Page content records
● ● ● ● ● ● ●
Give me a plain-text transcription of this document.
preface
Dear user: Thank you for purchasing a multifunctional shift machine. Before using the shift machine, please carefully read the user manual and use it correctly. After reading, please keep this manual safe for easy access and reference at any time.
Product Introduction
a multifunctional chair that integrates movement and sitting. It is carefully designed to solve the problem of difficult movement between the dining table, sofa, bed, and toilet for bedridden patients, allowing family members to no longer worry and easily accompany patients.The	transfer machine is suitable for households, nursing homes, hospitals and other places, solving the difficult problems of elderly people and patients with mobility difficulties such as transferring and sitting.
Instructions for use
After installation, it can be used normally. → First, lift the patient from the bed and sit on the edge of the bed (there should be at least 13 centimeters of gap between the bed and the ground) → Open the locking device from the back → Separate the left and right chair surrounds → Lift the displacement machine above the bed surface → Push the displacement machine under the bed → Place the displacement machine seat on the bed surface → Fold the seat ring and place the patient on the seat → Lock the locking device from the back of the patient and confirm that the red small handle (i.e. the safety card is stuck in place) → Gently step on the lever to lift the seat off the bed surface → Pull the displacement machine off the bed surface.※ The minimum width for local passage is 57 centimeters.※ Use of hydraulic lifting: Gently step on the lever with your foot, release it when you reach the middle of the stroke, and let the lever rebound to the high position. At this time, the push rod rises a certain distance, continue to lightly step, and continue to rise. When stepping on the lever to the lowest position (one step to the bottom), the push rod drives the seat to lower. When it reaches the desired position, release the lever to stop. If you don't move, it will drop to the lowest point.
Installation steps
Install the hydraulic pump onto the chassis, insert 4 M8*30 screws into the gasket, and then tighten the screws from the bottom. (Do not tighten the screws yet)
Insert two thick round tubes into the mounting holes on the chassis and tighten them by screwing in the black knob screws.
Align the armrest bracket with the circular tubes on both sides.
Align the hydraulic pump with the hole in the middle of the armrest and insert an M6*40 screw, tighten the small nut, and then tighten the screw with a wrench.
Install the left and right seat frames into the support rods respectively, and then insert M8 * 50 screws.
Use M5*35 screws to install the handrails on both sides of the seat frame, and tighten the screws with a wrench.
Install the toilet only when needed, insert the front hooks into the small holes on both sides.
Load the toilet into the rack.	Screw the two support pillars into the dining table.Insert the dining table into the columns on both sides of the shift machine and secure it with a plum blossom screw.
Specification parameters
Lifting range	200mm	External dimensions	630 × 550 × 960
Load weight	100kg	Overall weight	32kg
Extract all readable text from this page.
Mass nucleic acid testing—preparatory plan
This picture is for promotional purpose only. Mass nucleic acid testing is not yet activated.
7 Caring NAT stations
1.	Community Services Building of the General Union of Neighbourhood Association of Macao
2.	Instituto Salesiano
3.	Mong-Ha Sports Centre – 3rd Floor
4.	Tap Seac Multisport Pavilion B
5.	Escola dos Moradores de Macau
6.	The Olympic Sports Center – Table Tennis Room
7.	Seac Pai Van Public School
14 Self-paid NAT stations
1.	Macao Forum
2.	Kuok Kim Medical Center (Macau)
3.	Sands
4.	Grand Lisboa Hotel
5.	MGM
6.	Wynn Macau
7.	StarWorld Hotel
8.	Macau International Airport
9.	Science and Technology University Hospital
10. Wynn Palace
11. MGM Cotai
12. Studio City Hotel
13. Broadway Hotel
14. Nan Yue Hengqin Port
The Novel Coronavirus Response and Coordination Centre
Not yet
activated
● ● ● ● ● ● ●
▶ [Exercise directions] Output only a verbatim copy of the lines spanning from the line that contains "Extract all readable text from this page." to the end of the records above.

▶ [Answer section]
Extract all readable text from this page.
Mass nucleic acid testing—preparatory plan
This picture is for promotional purpose only. Mass nucleic acid testing is not yet activated.
7 Caring NAT stations
1.	Community Services Building of the General Union of Neighbourhood Association of Macao
2.	Instituto Salesiano
3.	Mong-Ha Sports Centre – 3rd Floor
4.	Tap Seac Multisport Pavilion B
5.	Escola dos Moradores de Macau
6.	The Olympic Sports Center – Table Tennis Room
7.	Seac Pai Van Public School
14 Self-paid NAT stations
1.	Macao Forum
2.	Kuok Kim Medical Center (Macau)
3.	Sands
4.	Grand Lisboa Hotel
5.	MGM
6.	Wynn Macau
7.	StarWorld Hotel
8.	Macau International Airport
9.	Science and Technology University Hospital
10. Wynn Palace
11. MGM Cotai
12. Studio City Hotel
13. Broadway Hotel
14. Nan Yue Hengqin Port
The Novel Coronavirus Response and Coordination Centre
Not yet
activated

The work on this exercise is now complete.